WHAT IS ASKED: Copy out each line that includes the word "TradingView".

GIVEN DATA:

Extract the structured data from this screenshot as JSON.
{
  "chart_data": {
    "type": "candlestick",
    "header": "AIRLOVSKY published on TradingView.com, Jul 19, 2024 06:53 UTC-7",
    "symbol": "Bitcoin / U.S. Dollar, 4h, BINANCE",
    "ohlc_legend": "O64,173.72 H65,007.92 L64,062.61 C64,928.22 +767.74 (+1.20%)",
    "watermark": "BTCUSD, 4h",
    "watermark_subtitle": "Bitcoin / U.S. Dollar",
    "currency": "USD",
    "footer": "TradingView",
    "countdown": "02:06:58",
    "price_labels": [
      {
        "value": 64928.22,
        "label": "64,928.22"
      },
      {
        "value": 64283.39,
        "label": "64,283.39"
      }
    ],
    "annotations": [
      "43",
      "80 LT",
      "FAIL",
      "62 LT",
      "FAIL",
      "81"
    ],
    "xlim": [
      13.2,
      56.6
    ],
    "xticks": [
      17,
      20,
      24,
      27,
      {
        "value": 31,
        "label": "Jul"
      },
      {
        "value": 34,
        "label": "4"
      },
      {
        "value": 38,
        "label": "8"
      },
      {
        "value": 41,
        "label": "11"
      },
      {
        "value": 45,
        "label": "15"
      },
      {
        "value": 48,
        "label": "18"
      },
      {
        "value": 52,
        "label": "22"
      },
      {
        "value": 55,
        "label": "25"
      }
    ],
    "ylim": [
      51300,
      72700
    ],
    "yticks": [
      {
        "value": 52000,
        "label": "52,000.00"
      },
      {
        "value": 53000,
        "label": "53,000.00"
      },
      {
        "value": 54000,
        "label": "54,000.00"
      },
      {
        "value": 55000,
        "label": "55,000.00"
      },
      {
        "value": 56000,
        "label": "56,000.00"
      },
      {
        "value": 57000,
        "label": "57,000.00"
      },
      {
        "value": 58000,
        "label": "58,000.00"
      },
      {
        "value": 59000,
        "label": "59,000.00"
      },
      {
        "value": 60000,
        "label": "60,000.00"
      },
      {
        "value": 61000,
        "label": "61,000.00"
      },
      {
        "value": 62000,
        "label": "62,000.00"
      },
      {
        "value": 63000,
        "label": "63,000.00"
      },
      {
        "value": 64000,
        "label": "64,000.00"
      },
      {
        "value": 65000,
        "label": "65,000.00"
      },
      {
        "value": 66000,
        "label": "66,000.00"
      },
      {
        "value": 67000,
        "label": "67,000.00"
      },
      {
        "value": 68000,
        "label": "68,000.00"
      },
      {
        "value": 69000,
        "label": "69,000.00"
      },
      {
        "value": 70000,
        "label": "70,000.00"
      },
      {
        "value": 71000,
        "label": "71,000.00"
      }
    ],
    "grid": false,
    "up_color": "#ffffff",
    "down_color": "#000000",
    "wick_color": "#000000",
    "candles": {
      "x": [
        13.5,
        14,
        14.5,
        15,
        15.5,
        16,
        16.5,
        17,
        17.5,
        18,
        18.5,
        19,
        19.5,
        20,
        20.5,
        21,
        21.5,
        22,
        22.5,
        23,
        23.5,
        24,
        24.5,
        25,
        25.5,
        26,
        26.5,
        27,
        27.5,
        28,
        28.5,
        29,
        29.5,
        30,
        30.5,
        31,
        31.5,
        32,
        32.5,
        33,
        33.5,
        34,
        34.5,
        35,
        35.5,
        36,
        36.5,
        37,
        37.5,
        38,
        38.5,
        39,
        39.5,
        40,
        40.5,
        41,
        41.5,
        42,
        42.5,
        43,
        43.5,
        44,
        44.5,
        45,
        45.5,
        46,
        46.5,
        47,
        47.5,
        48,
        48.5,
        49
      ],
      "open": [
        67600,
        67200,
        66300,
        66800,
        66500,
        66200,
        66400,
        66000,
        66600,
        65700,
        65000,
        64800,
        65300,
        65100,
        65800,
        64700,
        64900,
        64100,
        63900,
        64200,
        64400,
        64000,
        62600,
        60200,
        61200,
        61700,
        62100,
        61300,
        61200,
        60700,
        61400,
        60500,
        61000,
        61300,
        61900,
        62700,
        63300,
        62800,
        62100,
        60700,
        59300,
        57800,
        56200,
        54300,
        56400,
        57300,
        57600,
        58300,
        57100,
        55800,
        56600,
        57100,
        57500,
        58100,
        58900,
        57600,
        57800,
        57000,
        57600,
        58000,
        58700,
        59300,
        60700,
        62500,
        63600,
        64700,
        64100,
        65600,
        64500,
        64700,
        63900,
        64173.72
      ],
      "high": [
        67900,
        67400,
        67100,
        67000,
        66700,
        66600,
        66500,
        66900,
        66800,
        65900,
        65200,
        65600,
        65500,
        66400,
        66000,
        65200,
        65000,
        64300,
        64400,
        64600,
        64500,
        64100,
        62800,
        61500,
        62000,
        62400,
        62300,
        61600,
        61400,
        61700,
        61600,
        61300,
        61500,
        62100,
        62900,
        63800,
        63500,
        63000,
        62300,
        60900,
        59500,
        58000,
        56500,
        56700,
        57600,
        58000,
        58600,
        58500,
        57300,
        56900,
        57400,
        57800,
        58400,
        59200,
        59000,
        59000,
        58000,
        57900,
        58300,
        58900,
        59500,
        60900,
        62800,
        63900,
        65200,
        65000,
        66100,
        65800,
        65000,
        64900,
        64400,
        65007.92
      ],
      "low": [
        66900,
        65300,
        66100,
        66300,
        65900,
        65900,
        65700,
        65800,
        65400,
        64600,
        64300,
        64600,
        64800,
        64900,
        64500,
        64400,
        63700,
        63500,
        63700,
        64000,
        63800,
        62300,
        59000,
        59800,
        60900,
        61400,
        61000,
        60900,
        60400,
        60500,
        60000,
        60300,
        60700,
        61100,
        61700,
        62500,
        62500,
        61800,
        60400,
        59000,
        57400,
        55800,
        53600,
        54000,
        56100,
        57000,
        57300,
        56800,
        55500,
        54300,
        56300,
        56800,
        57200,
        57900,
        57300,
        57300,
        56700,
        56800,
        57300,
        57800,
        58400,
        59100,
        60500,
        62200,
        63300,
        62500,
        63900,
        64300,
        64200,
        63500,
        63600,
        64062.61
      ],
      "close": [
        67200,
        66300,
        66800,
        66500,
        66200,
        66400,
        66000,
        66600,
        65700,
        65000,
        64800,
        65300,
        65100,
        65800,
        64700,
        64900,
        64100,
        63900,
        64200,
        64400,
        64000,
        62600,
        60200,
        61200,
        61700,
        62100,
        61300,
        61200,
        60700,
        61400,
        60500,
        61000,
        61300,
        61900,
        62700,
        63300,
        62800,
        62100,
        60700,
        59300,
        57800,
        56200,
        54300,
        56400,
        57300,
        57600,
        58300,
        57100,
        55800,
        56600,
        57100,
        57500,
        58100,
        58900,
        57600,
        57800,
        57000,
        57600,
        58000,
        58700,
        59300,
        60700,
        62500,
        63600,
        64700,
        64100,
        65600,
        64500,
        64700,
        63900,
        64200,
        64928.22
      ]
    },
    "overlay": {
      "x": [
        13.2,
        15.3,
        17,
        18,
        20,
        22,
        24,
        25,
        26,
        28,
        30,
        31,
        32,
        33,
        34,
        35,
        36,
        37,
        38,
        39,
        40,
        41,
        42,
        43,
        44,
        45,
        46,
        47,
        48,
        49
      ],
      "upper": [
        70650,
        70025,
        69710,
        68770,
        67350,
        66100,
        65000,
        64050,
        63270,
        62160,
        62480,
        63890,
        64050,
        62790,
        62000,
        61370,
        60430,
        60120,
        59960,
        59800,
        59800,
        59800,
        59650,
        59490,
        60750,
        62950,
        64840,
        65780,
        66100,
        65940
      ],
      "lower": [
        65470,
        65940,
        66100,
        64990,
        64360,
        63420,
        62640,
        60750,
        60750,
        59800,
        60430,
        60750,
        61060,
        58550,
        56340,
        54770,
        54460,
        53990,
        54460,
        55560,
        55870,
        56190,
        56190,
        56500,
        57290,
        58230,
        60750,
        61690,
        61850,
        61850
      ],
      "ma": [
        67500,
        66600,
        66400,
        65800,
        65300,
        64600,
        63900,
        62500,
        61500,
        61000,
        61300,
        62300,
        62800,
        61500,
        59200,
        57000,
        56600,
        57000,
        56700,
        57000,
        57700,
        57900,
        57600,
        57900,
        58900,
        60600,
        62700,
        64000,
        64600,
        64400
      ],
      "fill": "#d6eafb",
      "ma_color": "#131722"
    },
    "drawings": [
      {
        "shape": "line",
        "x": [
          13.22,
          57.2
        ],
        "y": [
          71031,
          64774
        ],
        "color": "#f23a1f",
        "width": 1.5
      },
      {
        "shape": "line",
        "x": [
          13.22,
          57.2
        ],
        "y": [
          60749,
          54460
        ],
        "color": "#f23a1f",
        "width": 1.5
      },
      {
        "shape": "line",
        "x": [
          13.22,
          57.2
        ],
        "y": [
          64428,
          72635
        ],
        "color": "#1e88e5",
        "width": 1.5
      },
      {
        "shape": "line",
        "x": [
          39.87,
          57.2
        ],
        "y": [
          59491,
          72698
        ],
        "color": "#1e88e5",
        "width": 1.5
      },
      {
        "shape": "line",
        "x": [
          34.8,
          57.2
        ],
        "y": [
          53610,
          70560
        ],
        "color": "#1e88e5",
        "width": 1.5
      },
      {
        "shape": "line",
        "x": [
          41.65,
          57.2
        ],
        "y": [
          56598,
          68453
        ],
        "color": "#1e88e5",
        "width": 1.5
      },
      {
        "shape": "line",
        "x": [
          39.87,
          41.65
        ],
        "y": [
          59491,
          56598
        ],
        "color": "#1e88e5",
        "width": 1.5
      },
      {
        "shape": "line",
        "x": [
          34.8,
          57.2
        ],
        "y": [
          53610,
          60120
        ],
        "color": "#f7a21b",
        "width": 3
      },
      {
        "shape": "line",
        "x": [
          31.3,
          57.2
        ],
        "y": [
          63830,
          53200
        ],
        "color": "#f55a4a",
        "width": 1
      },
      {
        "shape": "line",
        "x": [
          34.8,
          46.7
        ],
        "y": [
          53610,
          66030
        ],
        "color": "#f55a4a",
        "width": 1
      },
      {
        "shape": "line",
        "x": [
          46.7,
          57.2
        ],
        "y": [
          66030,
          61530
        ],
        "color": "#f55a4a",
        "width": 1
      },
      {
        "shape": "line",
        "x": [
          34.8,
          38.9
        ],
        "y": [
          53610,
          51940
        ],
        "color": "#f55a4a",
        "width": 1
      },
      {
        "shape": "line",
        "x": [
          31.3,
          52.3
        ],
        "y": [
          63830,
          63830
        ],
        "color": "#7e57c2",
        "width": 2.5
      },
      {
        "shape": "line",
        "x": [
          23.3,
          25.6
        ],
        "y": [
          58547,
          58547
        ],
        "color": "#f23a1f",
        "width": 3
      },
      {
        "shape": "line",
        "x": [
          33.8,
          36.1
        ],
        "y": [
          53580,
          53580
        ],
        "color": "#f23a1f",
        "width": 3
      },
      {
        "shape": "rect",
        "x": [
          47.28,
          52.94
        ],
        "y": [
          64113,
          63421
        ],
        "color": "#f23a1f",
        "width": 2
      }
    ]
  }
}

RESPONSE TO THE EXERCISE:
    "header": "AIRLOVSKY published on TradingView.com, Jul 19, 2024 06:53 UTC-7",
    "footer": "TradingView",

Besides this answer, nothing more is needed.